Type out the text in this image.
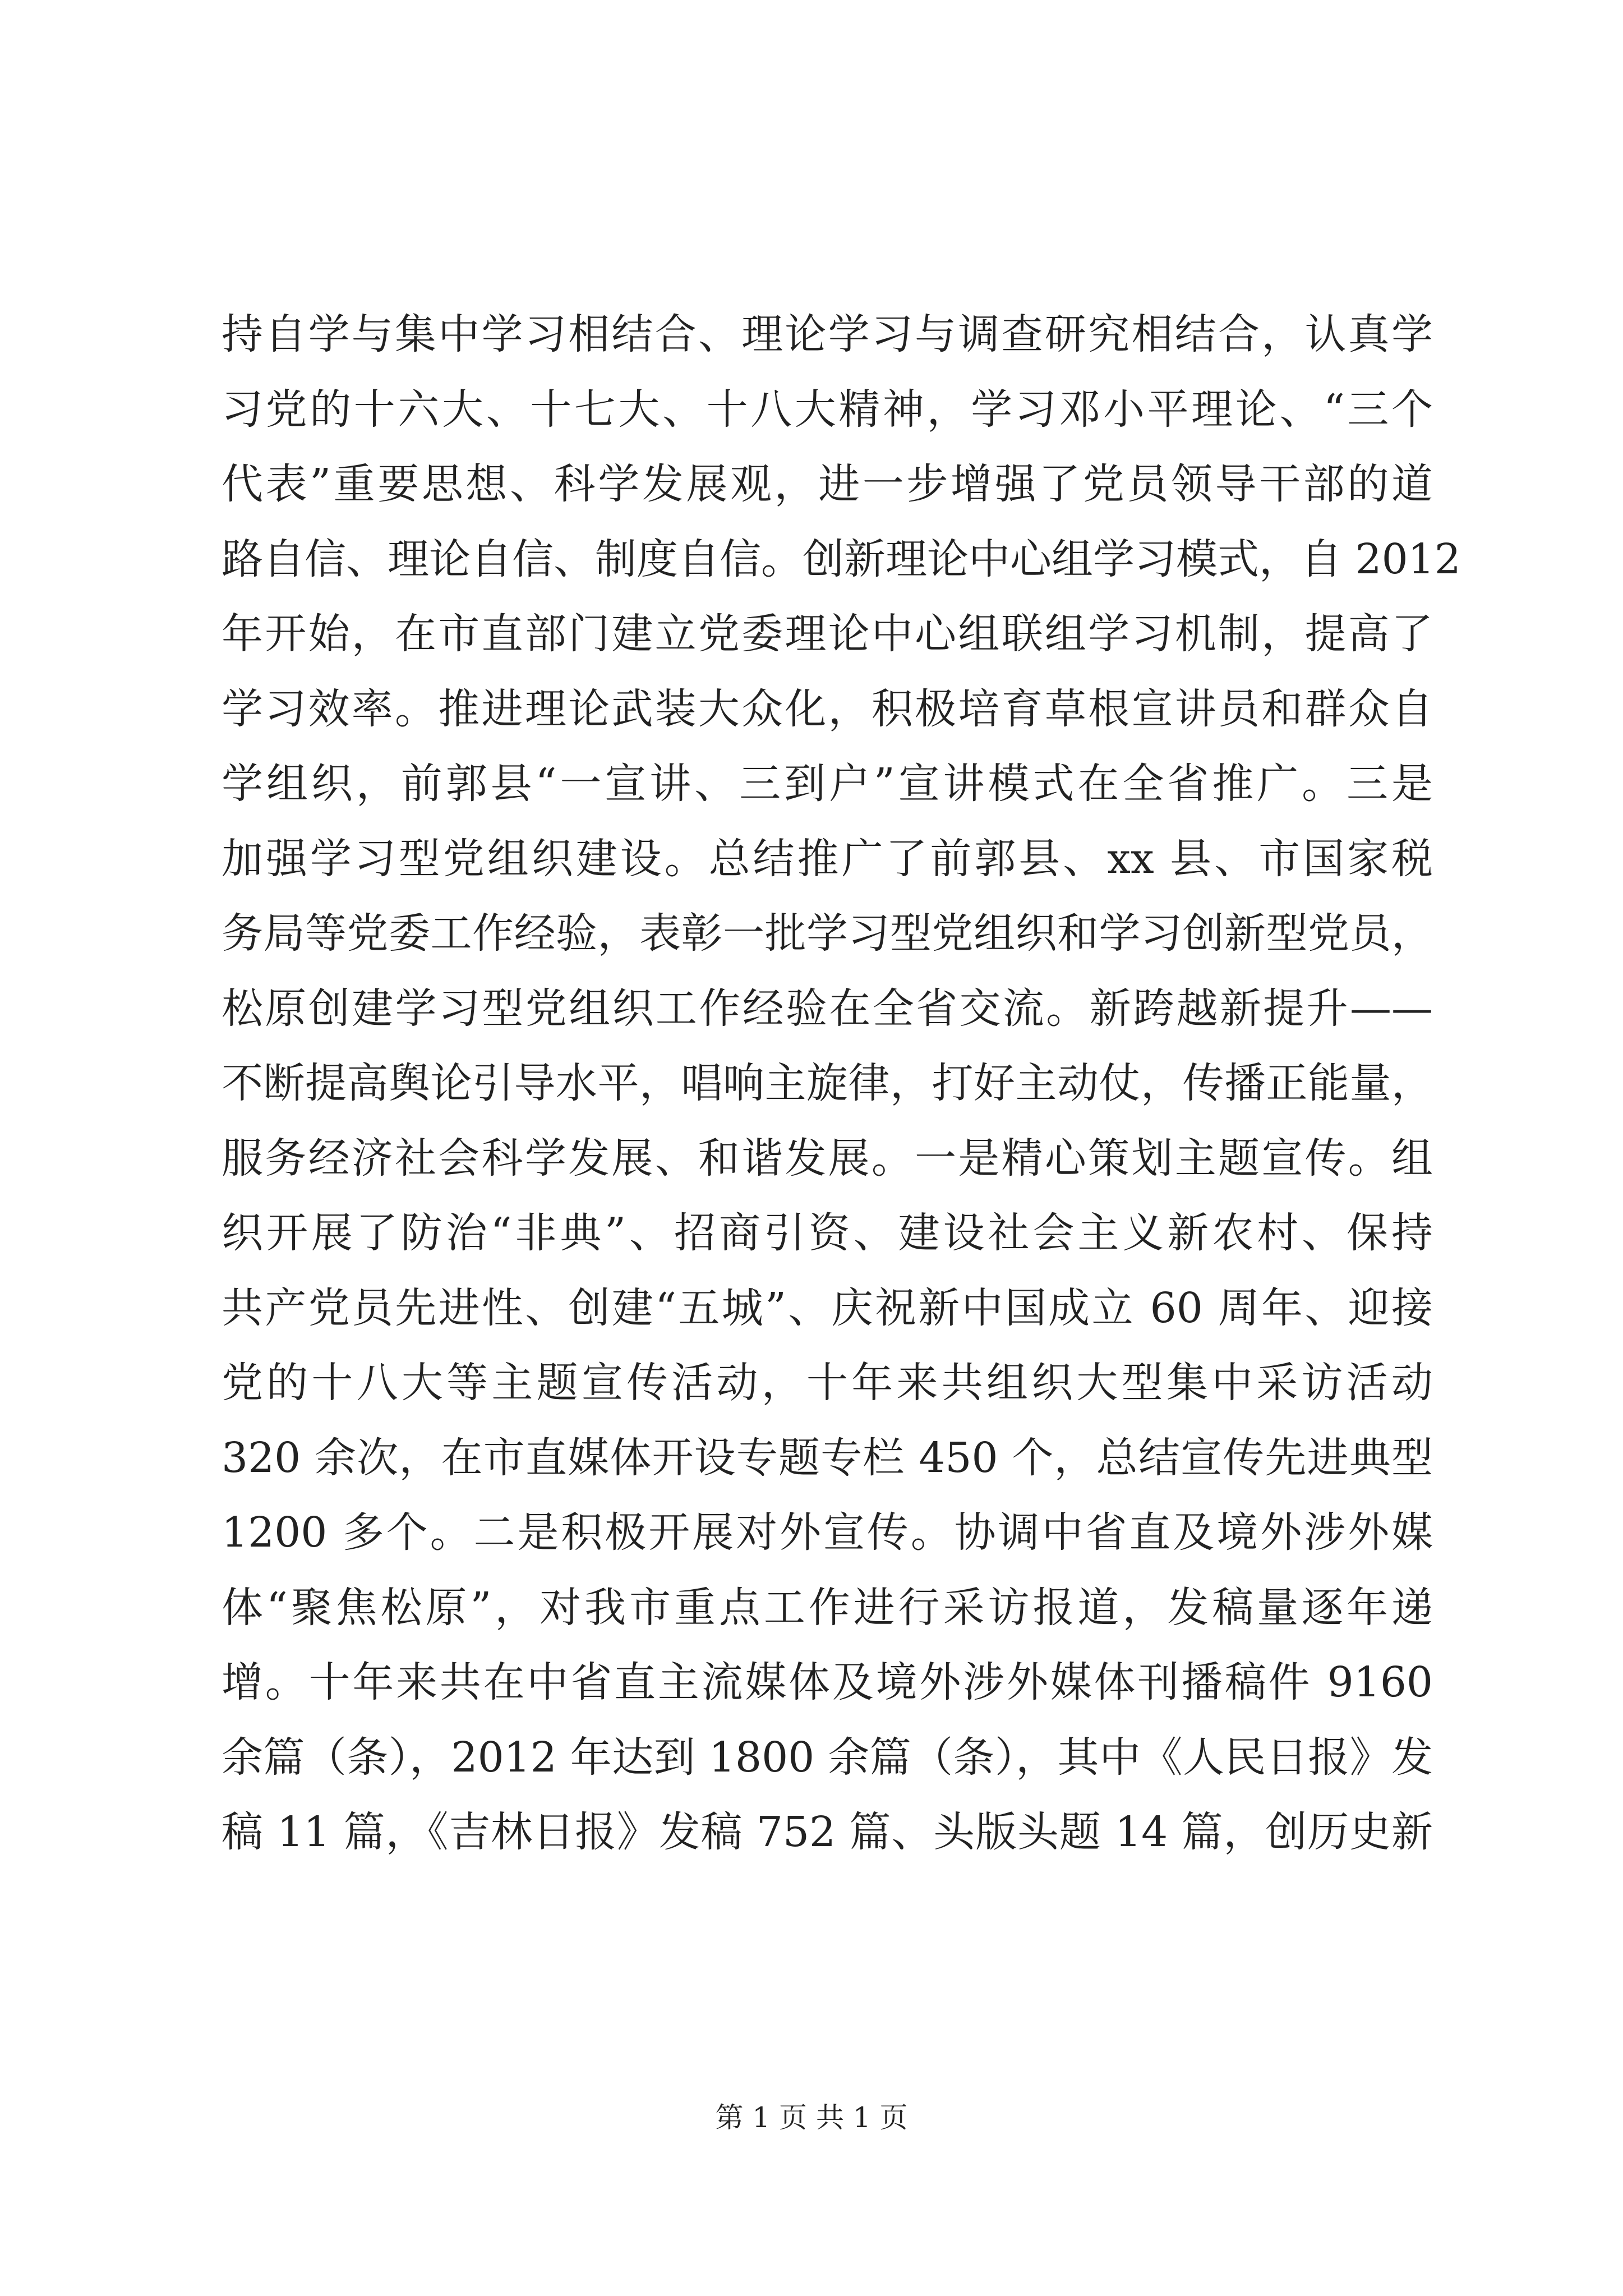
持自学与集中学习相结合、理论学习与调查研究相结合，认真学
习党的十六大、十七大、十八大精神，学习邓小平理论、“三个
代表”重要思想、科学发展观，进一步增强了党员领导干部的道
路自信、理论自信、制度自信。创新理论中心组学习模式，自 2012
年开始，在市直部门建立党委理论中心组联组学习机制，提高了
学习效率。推进理论武装大众化，积极培育草根宣讲员和群众自
学组织，前郭县“一宣讲、三到户”宣讲模式在全省推广。三是
加强学习型党组织建设。总结推广了前郭县、xx 县、市国家税
务局等党委工作经验，表彰一批学习型党组织和学习创新型党员，
松原创建学习型党组织工作经验在全省交流。新跨越新提升——
不断提高舆论引导水平，唱响主旋律，打好主动仗，传播正能量，
服务经济社会科学发展、和谐发展。一是精心策划主题宣传。组
织开展了防治“非典”、招商引资、建设社会主义新农村、保持
共产党员先进性、创建“五城”、庆祝新中国成立 60 周年、迎接
党的十八大等主题宣传活动，十年来共组织大型集中采访活动
320 余次，在市直媒体开设专题专栏 450 个，总结宣传先进典型
1200 多个。二是积极开展对外宣传。协调中省直及境外涉外媒
体“聚焦松原”，对我市重点工作进行采访报道，发稿量逐年递
增。十年来共在中省直主流媒体及境外涉外媒体刊播稿件 9160
余篇（条），2012 年达到 1800 余篇（条），其中《人民日报》发
稿 11 篇，《吉林日报》发稿 752 篇、头版头题 14 篇，创历史新
第 1 页 共 1 页
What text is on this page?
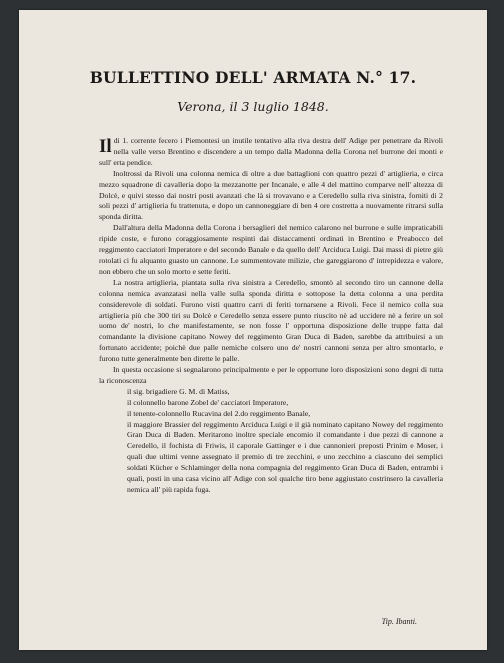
BULLETTINO DELL' ARMATA N.° 17.
Verona, il 3 luglio 1848.

Il di 1. corrente fecero i Piemontesi un inutile tentativo alla riva destra dell' Adige per penetrare da Rivoli nella valle verso Brentino e discendere a un tempo dalla Madonna della Corona nel burrone dei monti e sull' erta pendice.

Inoltrossi da Rivoli una colonna nemica di oltre a due battaglioni con quattro pezzi d' artiglieria, e circa mezzo squadrone di cavalleria dopo la mezzanotte per Incanale, e alle 4 del mattino comparve nell' altezza di Dolcè, e quivi stesso dai nostri posti avanzati che là si trovavano e a Ceredello sulla riva sinistra, forniti di 2 soli pezzi d' artiglieria fu trattenuta, e dopo un cannoneggiare di ben 4 ore costretta a nuovamente ritrarsi sulla sponda diritta.

Dall'altura della Madonna della Corona i bersaglieri del nemico calarono nel burrone e sulle impraticabili ripide coste, e furono coraggiosamente respinti dai distaccamenti ordinati in Brentino e Preabocco del reggimento cacciatori Imperatore e del secondo Banale e da quello dell' Arciduca Luigi. Dai massi di pietre giù rotolati ci fu alquanto guasto un cannone. Le summentovate milizie, che gareggiarono d' intrepidezza e valore, non ebbero che un solo morto e sette feriti.

La nostra artiglieria, piantata sulla riva sinistra a Ceredello, smontò al secondo tiro un cannone della colonna nemica avanzatasi nella valle sulla sponda diritta e sottopose la detta colonna a una perdita considerevole di soldati. Furono visti quattro carri di feriti tornarsene a Rivoli. Fece il nemico colla sua artiglieria più che 300 tiri su Dolcè e Ceredello senza essere punto riuscito nè ad uccidere nè a ferire un sol uomo de' nostri, lo che manifestamente, se non fosse l' opportuna disposizione delle truppe fatta dal comandante la divisione capitano Nowey del reggimento Gran Duca di Baden, sarebbe da attribuirsi a un fortunato accidente; poichè due palle nemiche colsero uno de' nostri cannoni senza per altro smontarlo, e furono tutte generalmente ben dirette le palle.

In questa occasione si segnalarono principalmente e per le opportune loro disposizioni sono degni di tutta la riconoscenza

il sig. brigadiere G. M. di Matiss,

il colonnello barone Zobel de' cacciatori Imperatore,

il tenente-colonnello Rucavina del 2.do reggimento Banale,

il maggiore Brassier del reggimento Arciduca Luigi e il già nominato capitano Nowey del reggimento Gran Duca di Baden. Meritarono inoltre speciale encomio il comandante i due pezzi di cannone a Ceredello, il fochista di Friwis, il caporale Gattinger e i due cannonieri preposti Prinim e Moser, i quali due ultimi venne assegnato il premio di tre zecchini, e uno zecchino a ciascuno dei semplici soldati Kücher e Schlaminger della nona compagnia del reggimento Gran Duca di Baden, entrambi i quali, posti in una casa vicino all' Adige con sol qualche tiro bene aggiustato costrinsero la cavalleria nemica all' più rapida fuga.

Tip. Ibanti.
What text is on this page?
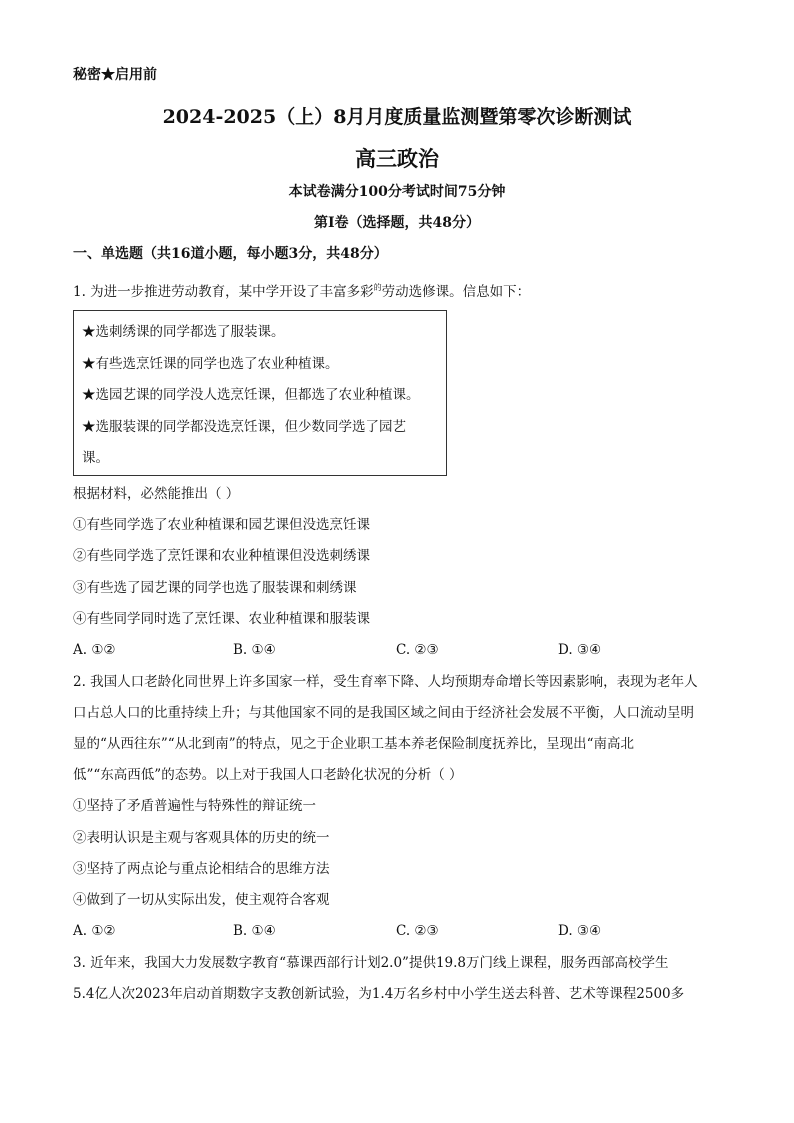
秘密★启用前
2024-2025（上）8月月度质量监测暨第零次诊断测试
高三政治
本试卷满分100分考试时间75分钟
第I卷（选择题，共48分）
一、单选题（共16道小题，每小题3分，共48分）
1. 为进一步推进劳动教育，某中学开设了丰富多彩$^的$劳动选修课。信息如下：
★选刺绣课的同学都选了服装课。
★有些选烹饪课的同学也选了农业种植课。
★选园艺课的同学没人选烹饪课，但都选了农业种植课。
★选服装课的同学都没选烹饪课，但少数同学选了园艺
课。
根据材料，必然能推出（ ）
①有些同学选了农业种植课和园艺课但没选烹饪课
②有些同学选了烹饪课和农业种植课但没选刺绣课
③有些选了园艺课的同学也选了服装课和刺绣课
④有些同学同时选了烹饪课、农业种植课和服装课
A. ①②	B. ①④	C. ②③	D. ③④
2. 我国人口老龄化同世界上许多国家一样，受生育率下降、人均预期寿命增长等因素影响，表现为老年人
口占总人口的比重持续上升；与其他国家不同的是我国区域之间由于经济社会发展不平衡，人口流动呈明
显的“从西往东”“从北到南”的特点，见之于企业职工基本养老保险制度抚养比，呈现出“南高北
低”“东高西低”的态势。以上对于我国人口老龄化状况的分析（ ）
①坚持了矛盾普遍性与特殊性的辩证统一
②表明认识是主观与客观具体的历史的统一
③坚持了两点论与重点论相结合的思维方法
④做到了一切从实际出发，使主观符合客观
A. ①②	B. ①④	C. ②③	D. ③④
3. 近年来，我国大力发展数字教育“慕课西部行计划2.0”提供19.8万门线上课程，服务西部高校学生
5.4亿人次2023年启动首期数字支教创新试验，为1.4万名乡村中小学生送去科普、艺术等课程2500多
#####
§ EXERCISE OBJECTIVE: Each record above must be returned exactly as written, with its pictures omitted.

§ CORRECT RESULT:
Type out the text in this image.
持自学与集中学习相结合、理论学习与调查研究相结合，认真学
习党的十六大、十七大、十八大精神，学习邓小平理论、“三个
代表”重要思想、科学发展观，进一步增强了党员领导干部的道
路自信、理论自信、制度自信。创新理论中心组学习模式，自 2012
年开始，在市直部门建立党委理论中心组联组学习机制，提高了
学习效率。推进理论武装大众化，积极培育草根宣讲员和群众自
学组织，前郭县“一宣讲、三到户”宣讲模式在全省推广。三是
加强学习型党组织建设。总结推广了前郭县、xx 县、市国家税
务局等党委工作经验，表彰一批学习型党组织和学习创新型党员，
松原创建学习型党组织工作经验在全省交流。新跨越新提升——
不断提高舆论引导水平，唱响主旋律，打好主动仗，传播正能量，
服务经济社会科学发展、和谐发展。一是精心策划主题宣传。组
织开展了防治“非典”、招商引资、建设社会主义新农村、保持
共产党员先进性、创建“五城”、庆祝新中国成立 60 周年、迎接
党的十八大等主题宣传活动，十年来共组织大型集中采访活动
320 余次，在市直媒体开设专题专栏 450 个，总结宣传先进典型
1200 多个。二是积极开展对外宣传。协调中省直及境外涉外媒
体“聚焦松原”，对我市重点工作进行采访报道，发稿量逐年递
增。十年来共在中省直主流媒体及境外涉外媒体刊播稿件 9160
余篇（条），2012 年达到 1800 余篇（条），其中《人民日报》发
稿 11 篇，《吉林日报》发稿 752 篇、头版头题 14 篇，创历史新
第 1 页 共 1 页
What text is on this page?
BULLETTINO DELL' ARMATA N.° 17.
Verona, il 3 luglio 1848.

Il di 1. corrente fecero i Piemontesi un inutile tentativo alla riva destra dell' Adige per penetrare da Rivoli nella valle verso Brentino e discendere a un tempo dalla Madonna della Corona nel burrone dei monti e sull' erta pendice.

Inoltrossi da Rivoli una colonna nemica di oltre a due battaglioni con quattro pezzi d' artiglieria, e circa mezzo squadrone di cavalleria dopo la mezzanotte per Incanale, e alle 4 del mattino comparve nell' altezza di Dolcè, e quivi stesso dai nostri posti avanzati che là si trovavano e a Ceredello sulla riva sinistra, forniti di 2 soli pezzi d' artiglieria fu trattenuta, e dopo un cannoneggiare di ben 4 ore costretta a nuovamente ritrarsi sulla sponda diritta.

Dall'altura della Madonna della Corona i bersaglieri del nemico calarono nel burrone e sulle impraticabili ripide coste, e furono coraggiosamente respinti dai distaccamenti ordinati in Brentino e Preabocco del reggimento cacciatori Imperatore e del secondo Banale e da quello dell' Arciduca Luigi. Dai massi di pietre giù rotolati ci fu alquanto guasto un cannone. Le summentovate milizie, che gareggiarono d' intrepidezza e valore, non ebbero che un solo morto e sette feriti.

La nostra artiglieria, piantata sulla riva sinistra a Ceredello, smontò al secondo tiro un cannone della colonna nemica avanzatasi nella valle sulla sponda diritta e sottopose la detta colonna a una perdita considerevole di soldati. Furono visti quattro carri di feriti tornarsene a Rivoli. Fece il nemico colla sua artiglieria più che 300 tiri su Dolcè e Ceredello senza essere punto riuscito nè ad uccidere nè a ferire un sol uomo de' nostri, lo che manifestamente, se non fosse l' opportuna disposizione delle truppe fatta dal comandante la divisione capitano Nowey del reggimento Gran Duca di Baden, sarebbe da attribuirsi a un fortunato accidente; poichè due palle nemiche colsero uno de' nostri cannoni senza per altro smontarlo, e furono tutte generalmente ben dirette le palle.

In questa occasione si segnalarono principalmente e per le opportune loro disposizioni sono degni di tutta la riconoscenza

il sig. brigadiere G. M. di Matiss,

il colonnello barone Zobel de' cacciatori Imperatore,

il tenente-colonnello Rucavina del 2.do reggimento Banale,

il maggiore Brassier del reggimento Arciduca Luigi e il già nominato capitano Nowey del reggimento Gran Duca di Baden. Meritarono inoltre speciale encomio il comandante i due pezzi di cannone a Ceredello, il fochista di Friwis, il caporale Gattinger e i due cannonieri preposti Prinim e Moser, i quali due ultimi venne assegnato il premio di tre zecchini, e uno zecchino a ciascuno dei semplici soldati Kücher e Schlaminger della nona compagnia del reggimento Gran Duca di Baden, entrambi i quali, posti in una casa vicino all' Adige con sol qualche tiro bene aggiustato costrinsero la cavalleria nemica all' più rapida fuga.

Tip. Ibanti.
What text is on this page?
秘密★启用前
2024-2025（上）8月月度质量监测暨第零次诊断测试
高三政治
本试卷满分100分考试时间75分钟
第I卷（选择题，共48分）
一、单选题（共16道小题，每小题3分，共48分）
1. 为进一步推进劳动教育，某中学开设了丰富多彩$^的$劳动选修课。信息如下：
★选刺绣课的同学都选了服装课。
★有些选烹饪课的同学也选了农业种植课。
★选园艺课的同学没人选烹饪课，但都选了农业种植课。
★选服装课的同学都没选烹饪课，但少数同学选了园艺
课。
根据材料，必然能推出（ ）
①有些同学选了农业种植课和园艺课但没选烹饪课
②有些同学选了烹饪课和农业种植课但没选刺绣课
③有些选了园艺课的同学也选了服装课和刺绣课
④有些同学同时选了烹饪课、农业种植课和服装课
A. ①②	B. ①④	C. ②③	D. ③④
2. 我国人口老龄化同世界上许多国家一样，受生育率下降、人均预期寿命增长等因素影响，表现为老年人
口占总人口的比重持续上升；与其他国家不同的是我国区域之间由于经济社会发展不平衡，人口流动呈明
显的“从西往东”“从北到南”的特点，见之于企业职工基本养老保险制度抚养比，呈现出“南高北
低”“东高西低”的态势。以上对于我国人口老龄化状况的分析（ ）
①坚持了矛盾普遍性与特殊性的辩证统一
②表明认识是主观与客观具体的历史的统一
③坚持了两点论与重点论相结合的思维方法
④做到了一切从实际出发，使主观符合客观
A. ①②	B. ①④	C. ②③	D. ③④
3. 近年来，我国大力发展数字教育“慕课西部行计划2.0”提供19.8万门线上课程，服务西部高校学生
5.4亿人次2023年启动首期数字支教创新试验，为1.4万名乡村中小学生送去科普、艺术等课程2500多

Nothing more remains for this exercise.